Dataset rows about figures
● ● ● ● ●

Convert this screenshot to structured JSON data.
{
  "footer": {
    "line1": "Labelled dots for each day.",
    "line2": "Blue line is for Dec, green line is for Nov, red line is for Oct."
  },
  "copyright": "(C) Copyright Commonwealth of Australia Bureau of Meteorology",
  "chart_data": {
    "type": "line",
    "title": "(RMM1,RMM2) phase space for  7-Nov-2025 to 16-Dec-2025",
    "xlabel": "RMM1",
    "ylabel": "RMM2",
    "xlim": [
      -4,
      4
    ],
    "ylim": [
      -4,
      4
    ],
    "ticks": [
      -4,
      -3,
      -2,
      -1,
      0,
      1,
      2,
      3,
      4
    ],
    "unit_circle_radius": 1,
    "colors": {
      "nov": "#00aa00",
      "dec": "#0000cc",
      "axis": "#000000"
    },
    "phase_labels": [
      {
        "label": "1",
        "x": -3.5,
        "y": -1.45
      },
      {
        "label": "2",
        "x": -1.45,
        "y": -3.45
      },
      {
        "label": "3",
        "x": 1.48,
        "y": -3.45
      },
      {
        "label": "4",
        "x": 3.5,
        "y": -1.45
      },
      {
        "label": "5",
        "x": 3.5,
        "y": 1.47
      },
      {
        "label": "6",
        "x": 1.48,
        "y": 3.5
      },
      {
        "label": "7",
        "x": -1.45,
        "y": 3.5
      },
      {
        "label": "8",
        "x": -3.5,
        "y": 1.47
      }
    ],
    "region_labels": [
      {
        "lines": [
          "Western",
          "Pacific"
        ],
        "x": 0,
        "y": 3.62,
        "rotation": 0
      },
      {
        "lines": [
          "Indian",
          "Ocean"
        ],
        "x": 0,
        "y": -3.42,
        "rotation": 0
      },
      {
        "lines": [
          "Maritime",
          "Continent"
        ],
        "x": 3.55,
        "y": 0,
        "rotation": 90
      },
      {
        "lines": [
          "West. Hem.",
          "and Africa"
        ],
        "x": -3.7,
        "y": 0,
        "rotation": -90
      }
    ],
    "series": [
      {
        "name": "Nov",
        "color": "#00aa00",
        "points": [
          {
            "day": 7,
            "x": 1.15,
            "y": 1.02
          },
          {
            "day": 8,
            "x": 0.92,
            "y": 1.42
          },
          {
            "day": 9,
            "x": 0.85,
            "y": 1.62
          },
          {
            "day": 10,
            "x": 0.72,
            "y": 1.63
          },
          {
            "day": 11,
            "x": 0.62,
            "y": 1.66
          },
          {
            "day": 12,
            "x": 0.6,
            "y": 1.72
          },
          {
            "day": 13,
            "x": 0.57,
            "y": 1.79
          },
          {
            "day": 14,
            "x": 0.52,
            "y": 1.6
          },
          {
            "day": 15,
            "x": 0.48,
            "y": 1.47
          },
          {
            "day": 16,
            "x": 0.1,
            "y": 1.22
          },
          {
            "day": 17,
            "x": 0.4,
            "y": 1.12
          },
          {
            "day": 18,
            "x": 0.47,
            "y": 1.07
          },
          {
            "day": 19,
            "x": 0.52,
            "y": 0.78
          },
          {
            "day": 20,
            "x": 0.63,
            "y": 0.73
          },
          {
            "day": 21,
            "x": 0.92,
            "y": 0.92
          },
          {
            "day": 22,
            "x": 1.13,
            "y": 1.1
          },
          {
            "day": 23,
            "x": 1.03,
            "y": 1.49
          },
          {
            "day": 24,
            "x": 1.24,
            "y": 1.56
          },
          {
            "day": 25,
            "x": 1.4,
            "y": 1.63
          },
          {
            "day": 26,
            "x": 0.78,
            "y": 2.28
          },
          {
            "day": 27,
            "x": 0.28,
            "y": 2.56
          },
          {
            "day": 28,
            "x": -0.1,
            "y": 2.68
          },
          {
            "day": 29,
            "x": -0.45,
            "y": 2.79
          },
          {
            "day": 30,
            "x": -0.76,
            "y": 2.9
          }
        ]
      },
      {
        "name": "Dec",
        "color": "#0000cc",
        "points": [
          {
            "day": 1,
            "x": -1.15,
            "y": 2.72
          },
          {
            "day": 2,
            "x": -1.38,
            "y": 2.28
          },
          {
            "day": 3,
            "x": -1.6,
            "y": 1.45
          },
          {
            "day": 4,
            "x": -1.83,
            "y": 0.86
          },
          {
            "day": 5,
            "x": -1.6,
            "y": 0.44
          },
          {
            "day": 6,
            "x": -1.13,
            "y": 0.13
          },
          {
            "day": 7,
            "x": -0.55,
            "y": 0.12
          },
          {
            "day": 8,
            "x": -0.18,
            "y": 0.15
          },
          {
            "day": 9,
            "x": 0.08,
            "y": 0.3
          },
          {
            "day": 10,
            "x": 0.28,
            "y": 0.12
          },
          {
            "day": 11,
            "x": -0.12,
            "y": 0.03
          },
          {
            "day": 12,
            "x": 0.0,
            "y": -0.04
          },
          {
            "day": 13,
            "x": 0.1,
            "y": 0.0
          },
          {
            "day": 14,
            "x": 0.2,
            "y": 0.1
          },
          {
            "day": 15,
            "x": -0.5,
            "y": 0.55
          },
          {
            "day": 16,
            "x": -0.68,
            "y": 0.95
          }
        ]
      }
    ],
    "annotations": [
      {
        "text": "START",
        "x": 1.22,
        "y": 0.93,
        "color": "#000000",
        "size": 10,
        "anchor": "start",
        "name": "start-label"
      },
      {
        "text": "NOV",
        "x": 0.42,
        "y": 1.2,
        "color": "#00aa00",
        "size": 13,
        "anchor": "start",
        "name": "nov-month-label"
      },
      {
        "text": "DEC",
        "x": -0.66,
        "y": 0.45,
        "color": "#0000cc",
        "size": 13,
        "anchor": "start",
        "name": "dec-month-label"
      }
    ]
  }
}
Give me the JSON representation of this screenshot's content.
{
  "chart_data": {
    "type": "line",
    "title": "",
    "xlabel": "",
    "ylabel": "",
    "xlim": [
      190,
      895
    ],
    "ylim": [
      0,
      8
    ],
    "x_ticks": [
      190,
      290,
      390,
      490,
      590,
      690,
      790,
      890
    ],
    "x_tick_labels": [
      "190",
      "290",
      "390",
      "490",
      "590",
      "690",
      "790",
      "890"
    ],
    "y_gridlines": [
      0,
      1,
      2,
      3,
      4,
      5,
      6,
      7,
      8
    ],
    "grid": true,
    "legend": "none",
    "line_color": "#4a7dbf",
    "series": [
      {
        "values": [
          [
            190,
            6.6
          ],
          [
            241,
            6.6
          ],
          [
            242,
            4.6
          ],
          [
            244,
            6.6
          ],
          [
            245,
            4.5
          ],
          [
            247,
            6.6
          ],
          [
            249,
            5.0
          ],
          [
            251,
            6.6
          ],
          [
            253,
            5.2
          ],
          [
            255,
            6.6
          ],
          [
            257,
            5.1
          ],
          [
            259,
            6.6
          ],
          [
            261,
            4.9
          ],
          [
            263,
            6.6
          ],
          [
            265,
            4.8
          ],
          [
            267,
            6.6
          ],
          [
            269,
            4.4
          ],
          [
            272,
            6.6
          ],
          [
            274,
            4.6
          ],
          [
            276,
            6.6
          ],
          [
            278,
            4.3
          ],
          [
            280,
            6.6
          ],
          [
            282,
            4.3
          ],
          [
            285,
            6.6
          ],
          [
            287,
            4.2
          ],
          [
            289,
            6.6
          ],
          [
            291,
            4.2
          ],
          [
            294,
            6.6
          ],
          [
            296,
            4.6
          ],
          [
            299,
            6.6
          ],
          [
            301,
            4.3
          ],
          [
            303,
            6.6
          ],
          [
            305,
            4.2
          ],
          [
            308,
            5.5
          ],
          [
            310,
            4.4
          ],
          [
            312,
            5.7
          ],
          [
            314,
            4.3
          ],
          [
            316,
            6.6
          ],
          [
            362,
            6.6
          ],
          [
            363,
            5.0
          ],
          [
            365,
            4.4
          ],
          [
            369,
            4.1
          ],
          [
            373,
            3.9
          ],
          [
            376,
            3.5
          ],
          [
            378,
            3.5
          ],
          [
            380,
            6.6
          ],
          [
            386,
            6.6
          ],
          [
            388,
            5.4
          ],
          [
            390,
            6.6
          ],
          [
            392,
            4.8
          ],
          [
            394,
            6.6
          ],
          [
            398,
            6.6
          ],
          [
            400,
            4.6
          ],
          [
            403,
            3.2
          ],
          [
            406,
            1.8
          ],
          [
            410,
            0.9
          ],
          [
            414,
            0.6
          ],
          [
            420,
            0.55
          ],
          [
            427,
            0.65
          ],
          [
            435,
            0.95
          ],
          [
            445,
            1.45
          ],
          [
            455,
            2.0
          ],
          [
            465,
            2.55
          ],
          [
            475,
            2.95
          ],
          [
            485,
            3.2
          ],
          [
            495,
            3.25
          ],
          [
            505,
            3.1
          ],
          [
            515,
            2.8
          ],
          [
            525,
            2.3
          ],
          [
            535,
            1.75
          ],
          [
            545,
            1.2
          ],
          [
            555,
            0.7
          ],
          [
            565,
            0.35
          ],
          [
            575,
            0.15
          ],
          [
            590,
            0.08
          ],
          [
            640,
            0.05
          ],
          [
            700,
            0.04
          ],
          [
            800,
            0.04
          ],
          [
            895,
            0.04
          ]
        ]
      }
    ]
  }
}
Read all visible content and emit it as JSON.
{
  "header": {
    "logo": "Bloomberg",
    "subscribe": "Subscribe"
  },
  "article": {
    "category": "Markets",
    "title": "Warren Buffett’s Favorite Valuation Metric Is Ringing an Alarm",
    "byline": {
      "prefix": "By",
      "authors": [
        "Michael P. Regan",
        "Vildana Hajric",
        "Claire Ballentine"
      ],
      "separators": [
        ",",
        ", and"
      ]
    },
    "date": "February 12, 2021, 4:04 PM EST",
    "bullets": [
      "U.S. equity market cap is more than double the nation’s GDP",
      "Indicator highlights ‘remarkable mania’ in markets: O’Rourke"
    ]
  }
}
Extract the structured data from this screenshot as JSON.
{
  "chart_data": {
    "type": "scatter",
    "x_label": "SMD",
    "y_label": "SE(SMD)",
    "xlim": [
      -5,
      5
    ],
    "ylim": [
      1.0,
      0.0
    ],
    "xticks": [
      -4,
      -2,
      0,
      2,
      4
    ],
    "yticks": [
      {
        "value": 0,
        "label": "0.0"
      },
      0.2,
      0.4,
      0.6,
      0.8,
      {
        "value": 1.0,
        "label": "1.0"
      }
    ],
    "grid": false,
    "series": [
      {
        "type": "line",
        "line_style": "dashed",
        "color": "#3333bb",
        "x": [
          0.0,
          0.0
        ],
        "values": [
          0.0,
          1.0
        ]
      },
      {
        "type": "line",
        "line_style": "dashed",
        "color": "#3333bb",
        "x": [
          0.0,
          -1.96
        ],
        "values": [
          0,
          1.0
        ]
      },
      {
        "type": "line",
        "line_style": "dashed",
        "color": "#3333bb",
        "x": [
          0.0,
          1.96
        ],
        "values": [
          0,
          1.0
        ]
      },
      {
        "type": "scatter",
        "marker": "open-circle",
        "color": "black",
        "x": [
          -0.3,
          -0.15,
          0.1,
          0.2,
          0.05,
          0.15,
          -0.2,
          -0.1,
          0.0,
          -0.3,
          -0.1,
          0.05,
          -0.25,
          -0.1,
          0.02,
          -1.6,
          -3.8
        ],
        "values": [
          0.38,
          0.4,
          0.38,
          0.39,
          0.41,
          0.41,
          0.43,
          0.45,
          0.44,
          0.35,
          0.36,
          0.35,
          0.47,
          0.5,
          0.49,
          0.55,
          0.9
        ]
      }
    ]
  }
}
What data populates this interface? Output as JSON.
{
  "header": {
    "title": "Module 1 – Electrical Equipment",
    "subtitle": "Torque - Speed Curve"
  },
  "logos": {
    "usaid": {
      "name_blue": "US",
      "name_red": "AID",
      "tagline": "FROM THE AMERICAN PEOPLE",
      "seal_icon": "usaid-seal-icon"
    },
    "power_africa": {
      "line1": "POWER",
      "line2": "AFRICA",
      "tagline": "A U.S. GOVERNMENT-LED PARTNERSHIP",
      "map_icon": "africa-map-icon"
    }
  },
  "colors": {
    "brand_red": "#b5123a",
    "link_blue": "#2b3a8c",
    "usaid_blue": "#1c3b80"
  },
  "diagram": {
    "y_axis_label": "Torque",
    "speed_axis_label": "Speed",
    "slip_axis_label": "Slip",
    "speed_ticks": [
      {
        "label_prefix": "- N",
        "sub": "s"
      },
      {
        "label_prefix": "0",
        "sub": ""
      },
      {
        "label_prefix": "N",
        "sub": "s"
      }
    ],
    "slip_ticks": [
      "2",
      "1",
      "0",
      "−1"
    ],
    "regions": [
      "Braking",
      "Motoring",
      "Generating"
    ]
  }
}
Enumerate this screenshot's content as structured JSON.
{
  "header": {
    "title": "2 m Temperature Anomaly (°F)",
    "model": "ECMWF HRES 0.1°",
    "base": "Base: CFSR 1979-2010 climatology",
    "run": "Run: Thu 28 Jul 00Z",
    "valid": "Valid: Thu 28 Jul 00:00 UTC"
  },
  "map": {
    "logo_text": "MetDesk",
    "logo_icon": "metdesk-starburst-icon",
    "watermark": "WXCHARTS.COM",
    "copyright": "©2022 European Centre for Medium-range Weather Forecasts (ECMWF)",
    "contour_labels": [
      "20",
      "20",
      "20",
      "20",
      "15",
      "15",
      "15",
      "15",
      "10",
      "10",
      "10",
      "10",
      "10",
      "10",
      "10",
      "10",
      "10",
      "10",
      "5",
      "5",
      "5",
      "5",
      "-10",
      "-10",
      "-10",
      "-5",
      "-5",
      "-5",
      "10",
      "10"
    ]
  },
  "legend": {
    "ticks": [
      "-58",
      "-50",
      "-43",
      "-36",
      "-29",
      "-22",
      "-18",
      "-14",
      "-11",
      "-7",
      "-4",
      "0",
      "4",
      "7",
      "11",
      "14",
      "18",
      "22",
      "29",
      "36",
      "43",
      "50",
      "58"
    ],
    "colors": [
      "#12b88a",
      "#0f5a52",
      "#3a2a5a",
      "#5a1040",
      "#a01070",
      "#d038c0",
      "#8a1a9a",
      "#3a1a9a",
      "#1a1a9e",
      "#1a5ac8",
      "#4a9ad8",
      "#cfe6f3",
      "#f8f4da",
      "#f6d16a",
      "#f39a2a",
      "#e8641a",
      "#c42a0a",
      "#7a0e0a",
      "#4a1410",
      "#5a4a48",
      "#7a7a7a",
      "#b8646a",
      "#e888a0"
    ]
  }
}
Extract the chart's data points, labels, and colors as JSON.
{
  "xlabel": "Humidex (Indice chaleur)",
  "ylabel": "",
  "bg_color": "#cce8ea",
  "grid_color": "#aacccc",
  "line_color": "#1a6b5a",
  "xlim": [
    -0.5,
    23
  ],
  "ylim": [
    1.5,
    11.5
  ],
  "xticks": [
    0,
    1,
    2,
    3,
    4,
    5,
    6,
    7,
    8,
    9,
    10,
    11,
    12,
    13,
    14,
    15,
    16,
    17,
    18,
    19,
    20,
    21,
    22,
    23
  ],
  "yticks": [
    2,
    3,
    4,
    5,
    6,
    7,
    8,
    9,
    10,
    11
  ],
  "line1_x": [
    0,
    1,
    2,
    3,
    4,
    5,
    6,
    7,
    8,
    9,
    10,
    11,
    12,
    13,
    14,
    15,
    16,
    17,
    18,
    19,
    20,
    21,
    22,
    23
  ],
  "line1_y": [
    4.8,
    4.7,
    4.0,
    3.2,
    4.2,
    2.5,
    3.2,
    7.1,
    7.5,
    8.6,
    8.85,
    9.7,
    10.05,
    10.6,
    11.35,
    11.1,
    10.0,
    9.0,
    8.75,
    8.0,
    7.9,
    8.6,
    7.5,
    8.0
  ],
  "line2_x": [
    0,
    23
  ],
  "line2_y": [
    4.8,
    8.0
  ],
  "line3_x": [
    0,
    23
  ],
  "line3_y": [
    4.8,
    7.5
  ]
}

● ● ● ● ●

## Stated problem
Quote, without any change, each line from the one that contains "Extract the chart's" through the end of the material.

## Answer below
Extract the chart's data points, labels, and colors as JSON.
{
  "xlabel": "Humidex (Indice chaleur)",
  "ylabel": "",
  "bg_color": "#cce8ea",
  "grid_color": "#aacccc",
  "line_color": "#1a6b5a",
  "xlim": [
    -0.5,
    23
  ],
  "ylim": [
    1.5,
    11.5
  ],
  "xticks": [
    0,
    1,
    2,
    3,
    4,
    5,
    6,
    7,
    8,
    9,
    10,
    11,
    12,
    13,
    14,
    15,
    16,
    17,
    18,
    19,
    20,
    21,
    22,
    23
  ],
  "yticks": [
    2,
    3,
    4,
    5,
    6,
    7,
    8,
    9,
    10,
    11
  ],
  "line1_x": [
    0,
    1,
    2,
    3,
    4,
    5,
    6,
    7,
    8,
    9,
    10,
    11,
    12,
    13,
    14,
    15,
    16,
    17,
    18,
    19,
    20,
    21,
    22,
    23
  ],
  "line1_y": [
    4.8,
    4.7,
    4.0,
    3.2,
    4.2,
    2.5,
    3.2,
    7.1,
    7.5,
    8.6,
    8.85,
    9.7,
    10.05,
    10.6,
    11.35,
    11.1,
    10.0,
    9.0,
    8.75,
    8.0,
    7.9,
    8.6,
    7.5,
    8.0
  ],
  "line2_x": [
    0,
    23
  ],
  "line2_y": [
    4.8,
    8.0
  ],
  "line3_x": [
    0,
    23
  ],
  "line3_y": [
    4.8,
    7.5
  ]
}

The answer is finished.